■ **Your goal**
Determine how many lines include the word "XNODE", then give that number and nothing more.

■ **The records**
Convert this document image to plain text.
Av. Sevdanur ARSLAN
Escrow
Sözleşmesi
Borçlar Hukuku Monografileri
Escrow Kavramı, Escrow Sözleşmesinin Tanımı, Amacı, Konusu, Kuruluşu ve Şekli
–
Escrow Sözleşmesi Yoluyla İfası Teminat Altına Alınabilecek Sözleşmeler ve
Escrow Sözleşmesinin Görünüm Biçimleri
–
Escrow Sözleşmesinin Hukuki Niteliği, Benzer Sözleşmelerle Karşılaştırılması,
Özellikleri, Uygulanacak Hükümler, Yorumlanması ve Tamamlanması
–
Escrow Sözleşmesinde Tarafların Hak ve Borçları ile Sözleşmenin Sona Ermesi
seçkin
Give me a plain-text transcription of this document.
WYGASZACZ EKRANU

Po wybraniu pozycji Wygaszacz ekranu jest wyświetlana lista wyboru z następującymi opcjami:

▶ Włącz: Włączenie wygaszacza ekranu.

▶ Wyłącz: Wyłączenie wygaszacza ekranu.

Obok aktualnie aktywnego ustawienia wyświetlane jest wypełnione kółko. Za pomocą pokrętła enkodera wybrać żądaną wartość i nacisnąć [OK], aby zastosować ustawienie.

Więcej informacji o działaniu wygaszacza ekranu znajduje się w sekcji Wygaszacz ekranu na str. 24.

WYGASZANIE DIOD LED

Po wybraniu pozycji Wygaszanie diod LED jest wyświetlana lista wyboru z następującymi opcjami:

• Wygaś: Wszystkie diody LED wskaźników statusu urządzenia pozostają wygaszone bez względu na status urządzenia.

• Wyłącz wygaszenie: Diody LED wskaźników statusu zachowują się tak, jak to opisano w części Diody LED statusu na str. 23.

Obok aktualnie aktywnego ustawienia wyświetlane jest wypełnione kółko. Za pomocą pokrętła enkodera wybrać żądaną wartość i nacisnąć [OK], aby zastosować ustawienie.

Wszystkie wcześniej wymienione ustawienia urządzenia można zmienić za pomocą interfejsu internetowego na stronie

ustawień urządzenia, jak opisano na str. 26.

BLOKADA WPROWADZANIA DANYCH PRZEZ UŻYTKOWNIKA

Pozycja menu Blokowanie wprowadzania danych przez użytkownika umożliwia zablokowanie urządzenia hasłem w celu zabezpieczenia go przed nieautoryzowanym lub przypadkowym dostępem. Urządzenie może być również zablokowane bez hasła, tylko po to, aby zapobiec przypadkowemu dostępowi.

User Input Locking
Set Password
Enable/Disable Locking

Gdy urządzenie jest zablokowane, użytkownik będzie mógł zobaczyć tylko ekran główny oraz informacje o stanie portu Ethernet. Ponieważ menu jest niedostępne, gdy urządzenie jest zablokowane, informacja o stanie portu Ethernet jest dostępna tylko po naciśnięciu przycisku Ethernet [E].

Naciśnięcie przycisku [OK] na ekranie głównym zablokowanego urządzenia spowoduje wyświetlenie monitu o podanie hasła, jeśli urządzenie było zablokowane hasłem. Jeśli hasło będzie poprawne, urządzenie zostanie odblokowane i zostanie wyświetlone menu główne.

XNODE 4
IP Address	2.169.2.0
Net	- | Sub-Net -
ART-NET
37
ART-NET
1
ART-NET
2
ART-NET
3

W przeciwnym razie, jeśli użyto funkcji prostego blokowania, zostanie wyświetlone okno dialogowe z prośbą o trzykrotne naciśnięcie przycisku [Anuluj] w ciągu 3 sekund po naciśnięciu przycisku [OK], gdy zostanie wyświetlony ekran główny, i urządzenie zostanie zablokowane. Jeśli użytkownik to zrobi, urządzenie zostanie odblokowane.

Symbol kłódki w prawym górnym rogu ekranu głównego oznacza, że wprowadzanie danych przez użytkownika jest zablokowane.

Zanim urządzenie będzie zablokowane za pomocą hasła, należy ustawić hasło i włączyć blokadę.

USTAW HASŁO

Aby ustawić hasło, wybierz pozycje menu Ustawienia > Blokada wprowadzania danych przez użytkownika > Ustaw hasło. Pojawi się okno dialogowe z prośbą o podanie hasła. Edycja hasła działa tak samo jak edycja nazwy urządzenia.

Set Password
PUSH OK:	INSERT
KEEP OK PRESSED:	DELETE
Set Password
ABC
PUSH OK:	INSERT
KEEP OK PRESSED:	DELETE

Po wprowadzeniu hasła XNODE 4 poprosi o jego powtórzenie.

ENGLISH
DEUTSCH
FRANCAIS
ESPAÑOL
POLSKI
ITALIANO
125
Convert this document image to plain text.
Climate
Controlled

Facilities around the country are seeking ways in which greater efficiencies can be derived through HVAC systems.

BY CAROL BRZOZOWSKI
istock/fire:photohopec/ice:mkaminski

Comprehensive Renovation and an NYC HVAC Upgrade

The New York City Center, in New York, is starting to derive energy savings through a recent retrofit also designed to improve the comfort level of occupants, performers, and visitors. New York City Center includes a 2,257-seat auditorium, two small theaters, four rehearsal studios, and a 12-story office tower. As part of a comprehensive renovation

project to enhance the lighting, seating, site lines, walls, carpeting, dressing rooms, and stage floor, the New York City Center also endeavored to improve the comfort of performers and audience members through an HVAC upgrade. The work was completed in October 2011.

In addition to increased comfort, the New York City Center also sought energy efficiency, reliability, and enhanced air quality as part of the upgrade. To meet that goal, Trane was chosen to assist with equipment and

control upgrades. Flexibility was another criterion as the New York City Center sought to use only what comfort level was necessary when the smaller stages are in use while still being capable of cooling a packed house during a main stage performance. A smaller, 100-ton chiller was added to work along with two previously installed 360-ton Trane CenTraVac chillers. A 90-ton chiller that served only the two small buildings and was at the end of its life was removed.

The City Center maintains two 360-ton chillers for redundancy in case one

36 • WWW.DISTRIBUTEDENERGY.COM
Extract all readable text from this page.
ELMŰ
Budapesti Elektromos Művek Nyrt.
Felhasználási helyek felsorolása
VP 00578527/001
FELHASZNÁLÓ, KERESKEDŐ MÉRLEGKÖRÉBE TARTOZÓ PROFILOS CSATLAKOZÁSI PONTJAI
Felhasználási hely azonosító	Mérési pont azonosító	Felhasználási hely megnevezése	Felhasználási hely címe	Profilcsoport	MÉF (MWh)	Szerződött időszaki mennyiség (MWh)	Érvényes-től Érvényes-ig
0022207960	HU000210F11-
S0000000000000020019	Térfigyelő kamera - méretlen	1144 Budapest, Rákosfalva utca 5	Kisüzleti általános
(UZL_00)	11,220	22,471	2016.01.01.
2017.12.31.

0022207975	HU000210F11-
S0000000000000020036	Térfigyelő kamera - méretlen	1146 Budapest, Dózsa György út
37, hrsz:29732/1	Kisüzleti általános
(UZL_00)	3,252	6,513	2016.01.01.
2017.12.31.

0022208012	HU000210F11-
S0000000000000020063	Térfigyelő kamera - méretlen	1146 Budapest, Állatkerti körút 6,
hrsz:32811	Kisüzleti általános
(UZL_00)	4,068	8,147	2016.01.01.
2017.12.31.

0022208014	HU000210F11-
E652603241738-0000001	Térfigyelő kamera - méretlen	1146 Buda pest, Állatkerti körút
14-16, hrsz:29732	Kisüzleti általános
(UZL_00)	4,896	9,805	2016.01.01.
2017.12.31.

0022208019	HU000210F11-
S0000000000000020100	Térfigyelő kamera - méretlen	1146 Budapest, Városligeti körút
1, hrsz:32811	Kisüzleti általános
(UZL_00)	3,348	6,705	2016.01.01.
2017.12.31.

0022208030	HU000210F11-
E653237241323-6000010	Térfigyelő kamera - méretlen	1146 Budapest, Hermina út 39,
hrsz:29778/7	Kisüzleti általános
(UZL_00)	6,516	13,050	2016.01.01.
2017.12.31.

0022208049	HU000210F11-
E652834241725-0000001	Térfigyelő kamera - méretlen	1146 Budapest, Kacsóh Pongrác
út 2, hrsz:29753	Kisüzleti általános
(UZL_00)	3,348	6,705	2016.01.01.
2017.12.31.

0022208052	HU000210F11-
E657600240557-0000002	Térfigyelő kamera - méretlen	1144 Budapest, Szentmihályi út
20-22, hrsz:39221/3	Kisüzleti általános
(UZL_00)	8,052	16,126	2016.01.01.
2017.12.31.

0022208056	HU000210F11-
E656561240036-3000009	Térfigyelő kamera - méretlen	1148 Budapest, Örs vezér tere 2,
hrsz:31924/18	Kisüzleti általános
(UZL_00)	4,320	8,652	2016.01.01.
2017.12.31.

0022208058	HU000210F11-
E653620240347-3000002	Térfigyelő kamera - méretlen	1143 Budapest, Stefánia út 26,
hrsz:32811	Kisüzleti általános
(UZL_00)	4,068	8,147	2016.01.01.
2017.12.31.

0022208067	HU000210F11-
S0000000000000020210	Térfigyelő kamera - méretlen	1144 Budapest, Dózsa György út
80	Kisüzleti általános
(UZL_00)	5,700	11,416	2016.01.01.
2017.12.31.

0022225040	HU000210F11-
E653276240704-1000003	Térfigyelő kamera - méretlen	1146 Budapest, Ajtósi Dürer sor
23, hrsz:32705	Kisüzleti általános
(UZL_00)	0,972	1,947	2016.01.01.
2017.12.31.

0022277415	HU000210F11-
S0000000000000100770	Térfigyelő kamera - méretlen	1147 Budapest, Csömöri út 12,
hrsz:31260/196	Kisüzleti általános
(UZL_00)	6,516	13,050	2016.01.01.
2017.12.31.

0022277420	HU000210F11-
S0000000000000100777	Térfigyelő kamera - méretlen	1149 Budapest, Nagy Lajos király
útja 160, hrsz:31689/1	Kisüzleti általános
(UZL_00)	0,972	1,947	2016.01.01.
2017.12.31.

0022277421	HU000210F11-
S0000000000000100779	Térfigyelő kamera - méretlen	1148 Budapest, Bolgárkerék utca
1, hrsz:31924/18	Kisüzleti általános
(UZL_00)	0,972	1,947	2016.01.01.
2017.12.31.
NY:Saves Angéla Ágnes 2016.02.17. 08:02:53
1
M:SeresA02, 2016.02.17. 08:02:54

■ **Task solution**
2